▶ [WORK TO DO]
Retype every entry in its entirety, without alteration.
-- start of ROWS --
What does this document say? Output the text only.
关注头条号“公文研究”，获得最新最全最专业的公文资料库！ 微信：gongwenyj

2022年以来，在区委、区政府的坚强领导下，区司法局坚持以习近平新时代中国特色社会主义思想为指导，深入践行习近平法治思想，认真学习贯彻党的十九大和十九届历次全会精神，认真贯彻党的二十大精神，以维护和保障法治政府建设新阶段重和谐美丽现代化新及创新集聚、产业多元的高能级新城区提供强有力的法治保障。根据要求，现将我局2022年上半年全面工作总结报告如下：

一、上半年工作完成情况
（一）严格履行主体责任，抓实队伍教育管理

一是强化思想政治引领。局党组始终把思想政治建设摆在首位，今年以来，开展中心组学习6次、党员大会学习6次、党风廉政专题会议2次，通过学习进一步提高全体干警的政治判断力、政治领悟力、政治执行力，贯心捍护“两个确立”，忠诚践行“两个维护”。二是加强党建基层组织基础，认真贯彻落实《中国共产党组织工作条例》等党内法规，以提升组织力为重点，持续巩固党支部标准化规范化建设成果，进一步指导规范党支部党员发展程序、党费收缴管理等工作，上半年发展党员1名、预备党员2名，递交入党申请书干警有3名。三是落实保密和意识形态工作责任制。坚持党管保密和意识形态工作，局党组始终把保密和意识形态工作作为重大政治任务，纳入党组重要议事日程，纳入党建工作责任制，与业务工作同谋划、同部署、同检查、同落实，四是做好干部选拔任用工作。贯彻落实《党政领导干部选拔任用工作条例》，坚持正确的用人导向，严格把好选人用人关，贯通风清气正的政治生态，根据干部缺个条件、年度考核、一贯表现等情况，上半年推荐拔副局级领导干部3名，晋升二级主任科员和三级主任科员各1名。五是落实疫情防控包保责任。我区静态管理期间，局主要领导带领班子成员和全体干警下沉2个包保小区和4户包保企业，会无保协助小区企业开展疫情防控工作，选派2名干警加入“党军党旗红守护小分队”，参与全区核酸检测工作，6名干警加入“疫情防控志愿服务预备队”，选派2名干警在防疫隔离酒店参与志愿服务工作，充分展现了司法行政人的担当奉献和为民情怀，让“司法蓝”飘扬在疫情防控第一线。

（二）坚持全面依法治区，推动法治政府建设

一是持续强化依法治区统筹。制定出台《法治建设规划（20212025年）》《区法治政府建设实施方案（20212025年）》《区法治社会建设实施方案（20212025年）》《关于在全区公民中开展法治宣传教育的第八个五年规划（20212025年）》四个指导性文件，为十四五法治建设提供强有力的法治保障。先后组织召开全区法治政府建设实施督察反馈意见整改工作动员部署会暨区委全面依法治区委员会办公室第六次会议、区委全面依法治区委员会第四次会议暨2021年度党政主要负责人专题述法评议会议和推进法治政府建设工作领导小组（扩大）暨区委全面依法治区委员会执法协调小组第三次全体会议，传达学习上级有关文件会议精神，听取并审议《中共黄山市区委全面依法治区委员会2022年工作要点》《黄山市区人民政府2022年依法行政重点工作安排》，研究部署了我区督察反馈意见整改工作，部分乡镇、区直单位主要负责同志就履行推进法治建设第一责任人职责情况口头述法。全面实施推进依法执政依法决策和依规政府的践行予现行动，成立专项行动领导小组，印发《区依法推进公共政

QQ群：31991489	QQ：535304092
-- end of ROWS --
▶ [ANSWER TO THE EXERCISE]
What does this document say? Output the text only.
关注头条号“公文研究”，获得最新最全最专业的公文资料库！ 微信：gongwenyj

2022年以来，在区委、区政府的坚强领导下，区司法局坚持以习近平新时代中国特色社会主义思想为指导，深入践行习近平法治思想，认真学习贯彻党的十九大和十九届历次全会精神，认真贯彻党的二十大精神，以维护和保障法治政府建设新阶段重和谐美丽现代化新及创新集聚、产业多元的高能级新城区提供强有力的法治保障。根据要求，现将我局2022年上半年全面工作总结报告如下：

一、上半年工作完成情况
（一）严格履行主体责任，抓实队伍教育管理

一是强化思想政治引领。局党组始终把思想政治建设摆在首位，今年以来，开展中心组学习6次、党员大会学习6次、党风廉政专题会议2次，通过学习进一步提高全体干警的政治判断力、政治领悟力、政治执行力，贯心捍护“两个确立”，忠诚践行“两个维护”。二是加强党建基层组织基础，认真贯彻落实《中国共产党组织工作条例》等党内法规，以提升组织力为重点，持续巩固党支部标准化规范化建设成果，进一步指导规范党支部党员发展程序、党费收缴管理等工作，上半年发展党员1名、预备党员2名，递交入党申请书干警有3名。三是落实保密和意识形态工作责任制。坚持党管保密和意识形态工作，局党组始终把保密和意识形态工作作为重大政治任务，纳入党组重要议事日程，纳入党建工作责任制，与业务工作同谋划、同部署、同检查、同落实，四是做好干部选拔任用工作。贯彻落实《党政领导干部选拔任用工作条例》，坚持正确的用人导向，严格把好选人用人关，贯通风清气正的政治生态，根据干部缺个条件、年度考核、一贯表现等情况，上半年推荐拔副局级领导干部3名，晋升二级主任科员和三级主任科员各1名。五是落实疫情防控包保责任。我区静态管理期间，局主要领导带领班子成员和全体干警下沉2个包保小区和4户包保企业，会无保协助小区企业开展疫情防控工作，选派2名干警加入“党军党旗红守护小分队”，参与全区核酸检测工作，6名干警加入“疫情防控志愿服务预备队”，选派2名干警在防疫隔离酒店参与志愿服务工作，充分展现了司法行政人的担当奉献和为民情怀，让“司法蓝”飘扬在疫情防控第一线。

（二）坚持全面依法治区，推动法治政府建设

一是持续强化依法治区统筹。制定出台《法治建设规划（20212025年）》《区法治政府建设实施方案（20212025年）》《区法治社会建设实施方案（20212025年）》《关于在全区公民中开展法治宣传教育的第八个五年规划（20212025年）》四个指导性文件，为十四五法治建设提供强有力的法治保障。先后组织召开全区法治政府建设实施督察反馈意见整改工作动员部署会暨区委全面依法治区委员会办公室第六次会议、区委全面依法治区委员会第四次会议暨2021年度党政主要负责人专题述法评议会议和推进法治政府建设工作领导小组（扩大）暨区委全面依法治区委员会执法协调小组第三次全体会议，传达学习上级有关文件会议精神，听取并审议《中共黄山市区委全面依法治区委员会2022年工作要点》《黄山市区人民政府2022年依法行政重点工作安排》，研究部署了我区督察反馈意见整改工作，部分乡镇、区直单位主要负责同志就履行推进法治建设第一责任人职责情况口头述法。全面实施推进依法执政依法决策和依规政府的践行予现行动，成立专项行动领导小组，印发《区依法推进公共政

QQ群：31991489	QQ：535304092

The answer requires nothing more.